* Activity list *
#1 Answer these questions from the memoir of hometown businesses.
(a) Who managed the Prairie State Bank after Mr. Haines?
(b) Which company's franchise did Mamie Hall hold?
(c) What was the name of Lionel West's St. Bernard?
#2 Write a continuation of the memoir of hometown businesses, beginning after its final sentence.

The next place was a photographic studio. The only name I can think of is “Breck’s.”

Next, we have the Cash Insurance Agency, operated by Clovis Cash. I knew Mr. and Mrs. Cash because their daughter, Carolyn, was a good friend of my sister.

Next is the Prairie State Bank. At one time it was managed by Mr. Haines and later by Noah Morris. Mr. Morris had a son, Maynard, who was a year younger than me. Another employee of the bank was Dixie Wismer. She and her husband, Ivan, lived across the street from me. They had a young daughter whose name I can’t remember.

Next was Stephenson’s Men’s Clothing. Paul Stephenson and his wife ran the place. When I got old enough to earn my own money, I bought a suit from Paul, and Mrs. Stephenson explained the magic of lay-away. They had a son named Dick who was a classmate of mine. In one of my seaplane stories, I told about bumping into Dick on the island of Guam, 7,000 miles from home.

Next was Hall’s Book Store, operated by Mamie Hall. That’s where we ordered our school books every year. Mamie also sold wallpaper and was the franchise for Pittsburgh Glass and Paint. My Mom worked for Mamie for a few years. She enjoyed the books, as she was an avid reader, and she also enjoyed framing pictures. She loved mechanical gadgets, too, so the paint shaker was right down her alley.

Next was the office of Lionel West. I don’t know what he did, Guess he was an investor. He always brought his St. Bernard, Major, to work with him. He never minded if you stopped in just to pet the dog. I think that later on, he and Mamie, next door, got married.

* Record extracts *
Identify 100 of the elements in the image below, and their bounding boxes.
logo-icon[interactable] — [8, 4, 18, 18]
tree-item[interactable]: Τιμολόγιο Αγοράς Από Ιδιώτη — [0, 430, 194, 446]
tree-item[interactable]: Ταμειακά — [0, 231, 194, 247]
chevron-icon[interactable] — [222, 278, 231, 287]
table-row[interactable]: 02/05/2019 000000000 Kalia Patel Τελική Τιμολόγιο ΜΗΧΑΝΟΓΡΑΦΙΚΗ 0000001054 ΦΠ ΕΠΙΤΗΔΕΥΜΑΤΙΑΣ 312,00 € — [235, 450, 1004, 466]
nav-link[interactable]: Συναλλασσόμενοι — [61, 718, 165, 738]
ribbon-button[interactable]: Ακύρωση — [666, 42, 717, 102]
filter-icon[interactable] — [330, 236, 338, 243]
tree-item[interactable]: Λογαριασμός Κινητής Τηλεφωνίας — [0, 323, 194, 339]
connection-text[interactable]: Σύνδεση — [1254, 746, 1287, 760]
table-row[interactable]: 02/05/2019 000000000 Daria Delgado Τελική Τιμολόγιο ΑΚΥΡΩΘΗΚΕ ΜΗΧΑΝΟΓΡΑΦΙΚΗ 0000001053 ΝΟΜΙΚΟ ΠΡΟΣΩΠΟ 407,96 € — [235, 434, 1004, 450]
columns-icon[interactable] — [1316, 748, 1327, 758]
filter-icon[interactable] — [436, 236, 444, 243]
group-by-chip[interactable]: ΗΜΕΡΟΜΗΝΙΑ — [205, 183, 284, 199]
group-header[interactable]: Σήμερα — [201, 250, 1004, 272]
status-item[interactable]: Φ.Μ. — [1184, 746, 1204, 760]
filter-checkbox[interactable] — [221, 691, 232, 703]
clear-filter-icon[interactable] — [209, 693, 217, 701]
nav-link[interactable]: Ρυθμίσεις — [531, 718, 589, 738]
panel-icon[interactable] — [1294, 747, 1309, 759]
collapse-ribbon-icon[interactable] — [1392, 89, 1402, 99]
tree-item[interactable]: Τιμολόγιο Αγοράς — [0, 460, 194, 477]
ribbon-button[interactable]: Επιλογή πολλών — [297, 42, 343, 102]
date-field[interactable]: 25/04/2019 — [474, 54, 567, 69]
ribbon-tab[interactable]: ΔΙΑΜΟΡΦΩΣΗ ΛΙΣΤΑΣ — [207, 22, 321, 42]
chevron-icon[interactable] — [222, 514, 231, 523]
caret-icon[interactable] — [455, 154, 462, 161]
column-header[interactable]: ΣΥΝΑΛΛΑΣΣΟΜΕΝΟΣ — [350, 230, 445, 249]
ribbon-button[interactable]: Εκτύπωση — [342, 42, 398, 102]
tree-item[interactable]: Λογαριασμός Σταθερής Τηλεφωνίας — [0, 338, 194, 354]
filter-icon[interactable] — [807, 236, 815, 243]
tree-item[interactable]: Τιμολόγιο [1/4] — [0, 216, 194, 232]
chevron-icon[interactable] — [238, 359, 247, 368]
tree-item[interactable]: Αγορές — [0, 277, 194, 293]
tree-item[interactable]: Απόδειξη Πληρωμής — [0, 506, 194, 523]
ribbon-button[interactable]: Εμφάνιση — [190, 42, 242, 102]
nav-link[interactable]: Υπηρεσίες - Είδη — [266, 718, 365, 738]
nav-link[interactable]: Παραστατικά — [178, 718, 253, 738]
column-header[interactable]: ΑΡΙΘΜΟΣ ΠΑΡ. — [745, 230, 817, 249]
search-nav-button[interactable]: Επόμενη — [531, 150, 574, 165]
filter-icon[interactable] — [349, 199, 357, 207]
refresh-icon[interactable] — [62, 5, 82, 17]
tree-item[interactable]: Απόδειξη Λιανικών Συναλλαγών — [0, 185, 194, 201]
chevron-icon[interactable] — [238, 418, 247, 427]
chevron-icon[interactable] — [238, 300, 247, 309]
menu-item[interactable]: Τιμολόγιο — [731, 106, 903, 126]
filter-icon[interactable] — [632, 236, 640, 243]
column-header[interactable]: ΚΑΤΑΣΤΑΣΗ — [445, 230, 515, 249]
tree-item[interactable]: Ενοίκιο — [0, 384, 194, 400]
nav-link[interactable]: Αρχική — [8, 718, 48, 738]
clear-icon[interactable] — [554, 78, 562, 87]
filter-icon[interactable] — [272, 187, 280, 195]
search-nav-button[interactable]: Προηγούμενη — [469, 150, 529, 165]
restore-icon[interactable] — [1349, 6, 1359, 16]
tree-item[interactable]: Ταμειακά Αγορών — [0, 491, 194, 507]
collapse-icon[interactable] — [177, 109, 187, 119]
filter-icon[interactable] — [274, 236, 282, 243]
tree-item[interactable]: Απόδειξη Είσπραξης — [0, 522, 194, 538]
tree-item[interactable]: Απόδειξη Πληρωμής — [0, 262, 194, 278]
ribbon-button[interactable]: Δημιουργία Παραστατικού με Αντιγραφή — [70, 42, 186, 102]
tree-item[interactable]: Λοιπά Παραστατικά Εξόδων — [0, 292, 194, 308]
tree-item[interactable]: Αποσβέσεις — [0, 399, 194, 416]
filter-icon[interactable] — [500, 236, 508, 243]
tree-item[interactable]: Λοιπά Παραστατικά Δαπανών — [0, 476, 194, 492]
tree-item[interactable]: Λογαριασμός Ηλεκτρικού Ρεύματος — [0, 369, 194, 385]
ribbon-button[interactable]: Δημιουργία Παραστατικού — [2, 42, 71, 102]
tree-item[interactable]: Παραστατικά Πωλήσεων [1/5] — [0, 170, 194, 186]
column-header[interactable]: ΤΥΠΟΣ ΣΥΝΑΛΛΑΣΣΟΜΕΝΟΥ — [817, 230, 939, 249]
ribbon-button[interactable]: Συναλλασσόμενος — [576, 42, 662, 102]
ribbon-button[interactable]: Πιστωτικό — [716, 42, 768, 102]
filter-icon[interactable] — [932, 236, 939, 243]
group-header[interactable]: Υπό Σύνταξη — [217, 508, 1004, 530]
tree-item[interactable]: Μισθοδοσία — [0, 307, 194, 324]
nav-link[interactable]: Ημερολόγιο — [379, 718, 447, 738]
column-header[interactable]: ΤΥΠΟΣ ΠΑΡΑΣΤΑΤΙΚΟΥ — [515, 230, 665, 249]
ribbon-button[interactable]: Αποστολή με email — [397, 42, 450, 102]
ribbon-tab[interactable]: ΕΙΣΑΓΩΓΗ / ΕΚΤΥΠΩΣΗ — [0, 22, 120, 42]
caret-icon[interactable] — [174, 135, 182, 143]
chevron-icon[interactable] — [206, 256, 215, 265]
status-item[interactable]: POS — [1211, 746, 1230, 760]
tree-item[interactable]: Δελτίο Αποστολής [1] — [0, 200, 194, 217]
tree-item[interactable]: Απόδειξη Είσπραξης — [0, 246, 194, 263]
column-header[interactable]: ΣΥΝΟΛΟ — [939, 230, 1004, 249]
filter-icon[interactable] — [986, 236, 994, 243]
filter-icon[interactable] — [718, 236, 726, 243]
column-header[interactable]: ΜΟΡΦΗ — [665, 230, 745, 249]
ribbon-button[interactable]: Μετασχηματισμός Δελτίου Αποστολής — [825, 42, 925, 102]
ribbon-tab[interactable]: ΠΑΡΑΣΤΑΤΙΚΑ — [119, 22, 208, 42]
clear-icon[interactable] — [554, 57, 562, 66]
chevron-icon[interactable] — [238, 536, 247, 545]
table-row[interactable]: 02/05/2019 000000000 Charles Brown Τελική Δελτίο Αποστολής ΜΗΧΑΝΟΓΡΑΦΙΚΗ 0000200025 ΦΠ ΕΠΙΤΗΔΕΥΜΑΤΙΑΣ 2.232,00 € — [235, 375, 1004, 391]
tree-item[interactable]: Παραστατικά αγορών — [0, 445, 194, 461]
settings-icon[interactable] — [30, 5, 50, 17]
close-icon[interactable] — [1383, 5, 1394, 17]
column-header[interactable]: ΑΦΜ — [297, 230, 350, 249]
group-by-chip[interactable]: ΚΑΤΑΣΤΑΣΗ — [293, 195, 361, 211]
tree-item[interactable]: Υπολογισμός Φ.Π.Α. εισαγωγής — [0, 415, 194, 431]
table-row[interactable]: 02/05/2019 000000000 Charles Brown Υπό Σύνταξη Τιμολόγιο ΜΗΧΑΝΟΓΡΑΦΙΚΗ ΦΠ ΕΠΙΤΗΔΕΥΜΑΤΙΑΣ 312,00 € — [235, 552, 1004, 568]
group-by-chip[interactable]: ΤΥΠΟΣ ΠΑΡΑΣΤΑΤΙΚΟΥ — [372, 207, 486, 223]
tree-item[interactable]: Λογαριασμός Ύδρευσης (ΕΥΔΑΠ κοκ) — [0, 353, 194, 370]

* Your responses *
#1
(a) Noah Morris
(b) Pittsburgh Glass and Paint
(c) Major

#2
Next up was Allison’s Barber Shop. That’s where I got my haircuts until I was 20 years old and joined the Navy. Burl Allison, Sr. was joined by Burl, Jr., and they always had a busy shop. They were both talkers, and quite often men stopped in just to chew over the news of the day. Prior to joining his Dad in the Barber Shop, Burl Jr. was a letter carrier/mailman for the Post Office. More often than not, he could be seen standing and talking to a resident rather than moving down the street. That was Burl. I don’t intend this in a mean way. Burl loved to talk, and people enjoyed talking to him. He listened, asked questions, and really engaged in conversation. After retiring, Burl Jr. wrote a terrific book chronicling the history of Augusta. Each page is crammed with facts about the people and the businesses of the town. Burl Jr. and his wife, Lois, had a son, Stephen, who was a good friend and a classmate of mine. Steve married Sue Smith, another friend and classmate. Steve also had a younger brother, Mike, and a younger sister whose name I can’t remember.

Before Allison’s Barber Shop, I think I should have listed Oklahoma Tire & Supply Company. It was managed by John C. Calhoun. I knew the Calhoun’s because their daughter had married Jack Guest, a nephew of my great aunt, Rachel Peebler.

Next is Leben’s Jewelry. It was owned and operated by Ted and Archie Leben who I think originally came from El Dorado. I got acquainted with them because they would let me stand and watch as they worked on items at their work bench.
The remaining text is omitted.